— start of Dataset records —
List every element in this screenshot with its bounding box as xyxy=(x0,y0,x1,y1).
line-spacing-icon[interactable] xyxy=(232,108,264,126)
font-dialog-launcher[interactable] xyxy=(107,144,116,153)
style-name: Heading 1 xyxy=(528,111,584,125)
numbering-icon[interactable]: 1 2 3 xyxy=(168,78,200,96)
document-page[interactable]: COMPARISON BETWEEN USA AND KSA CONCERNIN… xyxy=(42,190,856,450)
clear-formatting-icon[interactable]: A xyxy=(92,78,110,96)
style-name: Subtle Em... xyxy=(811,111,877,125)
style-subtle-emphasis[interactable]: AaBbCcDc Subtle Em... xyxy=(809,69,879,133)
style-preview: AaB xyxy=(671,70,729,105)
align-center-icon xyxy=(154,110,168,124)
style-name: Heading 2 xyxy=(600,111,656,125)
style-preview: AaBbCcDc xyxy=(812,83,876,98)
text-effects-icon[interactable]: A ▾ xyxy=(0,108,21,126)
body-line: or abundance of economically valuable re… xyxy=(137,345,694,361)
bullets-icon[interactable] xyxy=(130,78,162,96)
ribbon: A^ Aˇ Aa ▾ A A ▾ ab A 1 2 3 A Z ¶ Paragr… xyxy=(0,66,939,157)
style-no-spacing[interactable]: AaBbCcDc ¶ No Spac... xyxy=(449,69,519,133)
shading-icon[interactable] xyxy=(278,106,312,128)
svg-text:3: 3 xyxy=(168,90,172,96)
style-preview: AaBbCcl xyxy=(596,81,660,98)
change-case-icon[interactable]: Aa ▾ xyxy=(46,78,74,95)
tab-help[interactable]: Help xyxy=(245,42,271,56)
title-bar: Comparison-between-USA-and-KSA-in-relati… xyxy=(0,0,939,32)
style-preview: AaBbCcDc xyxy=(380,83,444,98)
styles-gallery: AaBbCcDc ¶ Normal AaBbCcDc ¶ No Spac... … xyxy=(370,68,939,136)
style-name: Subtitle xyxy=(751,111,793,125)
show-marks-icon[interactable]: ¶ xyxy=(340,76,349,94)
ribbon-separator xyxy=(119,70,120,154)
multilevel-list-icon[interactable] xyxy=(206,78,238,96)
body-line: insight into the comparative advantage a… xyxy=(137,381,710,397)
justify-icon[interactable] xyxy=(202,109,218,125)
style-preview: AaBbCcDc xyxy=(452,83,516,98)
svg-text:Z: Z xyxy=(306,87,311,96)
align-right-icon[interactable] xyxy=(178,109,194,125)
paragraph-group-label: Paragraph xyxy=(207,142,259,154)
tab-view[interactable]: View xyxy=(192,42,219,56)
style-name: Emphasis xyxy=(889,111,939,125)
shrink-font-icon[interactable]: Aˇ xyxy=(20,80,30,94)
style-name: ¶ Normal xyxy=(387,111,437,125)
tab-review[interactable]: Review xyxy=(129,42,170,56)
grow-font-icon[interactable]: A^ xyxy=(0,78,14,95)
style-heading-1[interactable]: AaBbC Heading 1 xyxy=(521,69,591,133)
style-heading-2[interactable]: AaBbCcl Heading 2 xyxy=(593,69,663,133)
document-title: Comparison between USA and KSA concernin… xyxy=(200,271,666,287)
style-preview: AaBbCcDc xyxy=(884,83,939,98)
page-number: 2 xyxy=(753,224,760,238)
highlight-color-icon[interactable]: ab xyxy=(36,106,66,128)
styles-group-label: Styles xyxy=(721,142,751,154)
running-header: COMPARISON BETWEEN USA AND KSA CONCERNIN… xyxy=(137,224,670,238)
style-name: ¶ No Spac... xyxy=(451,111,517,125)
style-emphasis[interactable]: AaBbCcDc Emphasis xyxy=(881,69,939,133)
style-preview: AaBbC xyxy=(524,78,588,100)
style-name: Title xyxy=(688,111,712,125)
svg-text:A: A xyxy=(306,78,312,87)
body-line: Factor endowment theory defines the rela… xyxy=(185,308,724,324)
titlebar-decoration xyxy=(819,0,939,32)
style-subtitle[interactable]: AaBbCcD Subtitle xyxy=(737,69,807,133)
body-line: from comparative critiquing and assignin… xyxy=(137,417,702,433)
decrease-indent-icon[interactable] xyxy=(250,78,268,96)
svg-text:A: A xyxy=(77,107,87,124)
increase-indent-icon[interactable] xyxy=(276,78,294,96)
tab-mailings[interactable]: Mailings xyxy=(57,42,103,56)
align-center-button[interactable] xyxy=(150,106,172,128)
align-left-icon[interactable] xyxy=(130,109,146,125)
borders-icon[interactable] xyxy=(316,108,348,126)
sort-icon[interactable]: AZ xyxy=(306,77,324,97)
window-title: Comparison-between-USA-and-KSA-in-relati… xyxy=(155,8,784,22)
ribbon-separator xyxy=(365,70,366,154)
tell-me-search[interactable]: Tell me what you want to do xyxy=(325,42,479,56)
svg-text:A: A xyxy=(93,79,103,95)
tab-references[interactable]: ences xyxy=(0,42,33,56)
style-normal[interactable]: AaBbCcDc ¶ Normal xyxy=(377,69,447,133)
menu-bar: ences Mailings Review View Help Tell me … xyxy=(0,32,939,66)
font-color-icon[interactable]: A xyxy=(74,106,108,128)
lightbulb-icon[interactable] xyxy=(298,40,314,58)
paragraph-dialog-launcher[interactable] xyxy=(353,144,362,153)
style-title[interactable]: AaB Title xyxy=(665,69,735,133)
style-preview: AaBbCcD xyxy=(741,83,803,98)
— end of Dataset records —
Directions: Tally the lines of the data that contain the string "Tell". Reply with the number alone.

Expected answer: 2